- Set problem -
Quote every line as written. Omit pictures.

- Information shown -

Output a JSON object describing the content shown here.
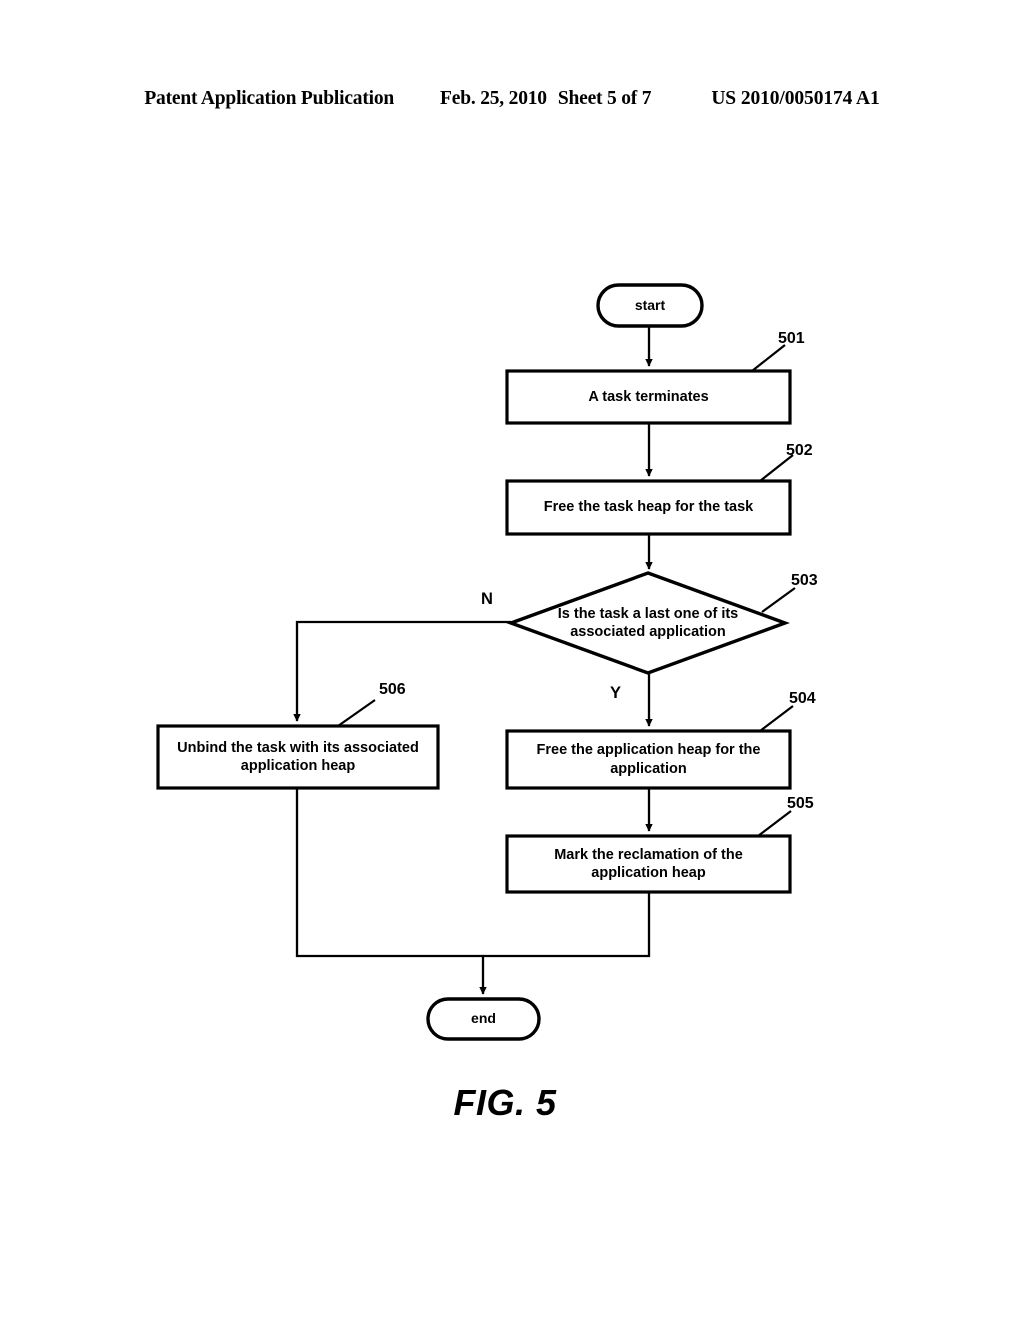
{
  "header": {
    "publication": "Patent Application Publication",
    "date": "Feb. 25, 2010",
    "sheet": "Sheet 5 of 7",
    "patent_number": "US 2010/0050174 A1"
  },
  "figure": {
    "caption": "FIG. 5"
  },
  "flowchart": {
    "type": "flowchart",
    "nodes": [
      {
        "id": "start",
        "shape": "terminator",
        "label": "start",
        "ref": ""
      },
      {
        "id": "n501",
        "shape": "process",
        "label": "A task terminates",
        "ref": "501"
      },
      {
        "id": "n502",
        "shape": "process",
        "label": "Free the task heap for the task",
        "ref": "502"
      },
      {
        "id": "n503",
        "shape": "decision",
        "label": "Is the task a last one of its associated application",
        "ref": "503"
      },
      {
        "id": "n506",
        "shape": "process",
        "label": "Unbind the task with its associated application heap",
        "ref": "506"
      },
      {
        "id": "n504",
        "shape": "process",
        "label": "Free the application heap for the application",
        "ref": "504"
      },
      {
        "id": "n505",
        "shape": "process",
        "label": "Mark the reclamation of the application heap",
        "ref": "505"
      },
      {
        "id": "end",
        "shape": "terminator",
        "label": "end",
        "ref": ""
      }
    ],
    "edges": [
      {
        "from": "start",
        "to": "n501",
        "label": ""
      },
      {
        "from": "n501",
        "to": "n502",
        "label": ""
      },
      {
        "from": "n502",
        "to": "n503",
        "label": ""
      },
      {
        "from": "n503",
        "to": "n506",
        "label": "N"
      },
      {
        "from": "n503",
        "to": "n504",
        "label": "Y"
      },
      {
        "from": "n504",
        "to": "n505",
        "label": ""
      },
      {
        "from": "n505",
        "to": "end",
        "label": ""
      },
      {
        "from": "n506",
        "to": "end",
        "label": ""
      }
    ],
    "branch_labels": {
      "no": "N",
      "yes": "Y"
    },
    "stroke_color": "#000000",
    "fill_color": "#ffffff"
  }
}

- Solution to this task -
Output a JSON object describing the content shown here.
{
  "header": {
    "publication": "Patent Application Publication",
    "date": "Feb. 25, 2010",
    "sheet": "Sheet 5 of 7",
    "patent_number": "US 2010/0050174 A1"
  },
  "figure": {
    "caption": "FIG. 5"
  },
  "flowchart": {
    "type": "flowchart",
    "nodes": [
      {
        "id": "start",
        "shape": "terminator",
        "label": "start",
        "ref": ""
      },
      {
        "id": "n501",
        "shape": "process",
        "label": "A task terminates",
        "ref": "501"
      },
      {
        "id": "n502",
        "shape": "process",
        "label": "Free the task heap for the task",
        "ref": "502"
      },
      {
        "id": "n503",
        "shape": "decision",
        "label": "Is the task a last one of its associated application",
        "ref": "503"
      },
      {
        "id": "n506",
        "shape": "process",
        "label": "Unbind the task with its associated application heap",
        "ref": "506"
      },
      {
        "id": "n504",
        "shape": "process",
        "label": "Free the application heap for the application",
        "ref": "504"
      },
      {
        "id": "n505",
        "shape": "process",
        "label": "Mark the reclamation of the application heap",
        "ref": "505"
      },
      {
        "id": "end",
        "shape": "terminator",
        "label": "end",
        "ref": ""
      }
    ],
    "edges": [
      {
        "from": "start",
        "to": "n501",
        "label": ""
      },
      {
        "from": "n501",
        "to": "n502",
        "label": ""
      },
      {
        "from": "n502",
        "to": "n503",
        "label": ""
      },
      {
        "from": "n503",
        "to": "n506",
        "label": "N"
      },
      {
        "from": "n503",
        "to": "n504",
        "label": "Y"
      },
      {
        "from": "n504",
        "to": "n505",
        "label": ""
      },
      {
        "from": "n505",
        "to": "end",
        "label": ""
      },
      {
        "from": "n506",
        "to": "end",
        "label": ""
      }
    ],
    "branch_labels": {
      "no": "N",
      "yes": "Y"
    },
    "stroke_color": "#000000",
    "fill_color": "#ffffff"
  }
}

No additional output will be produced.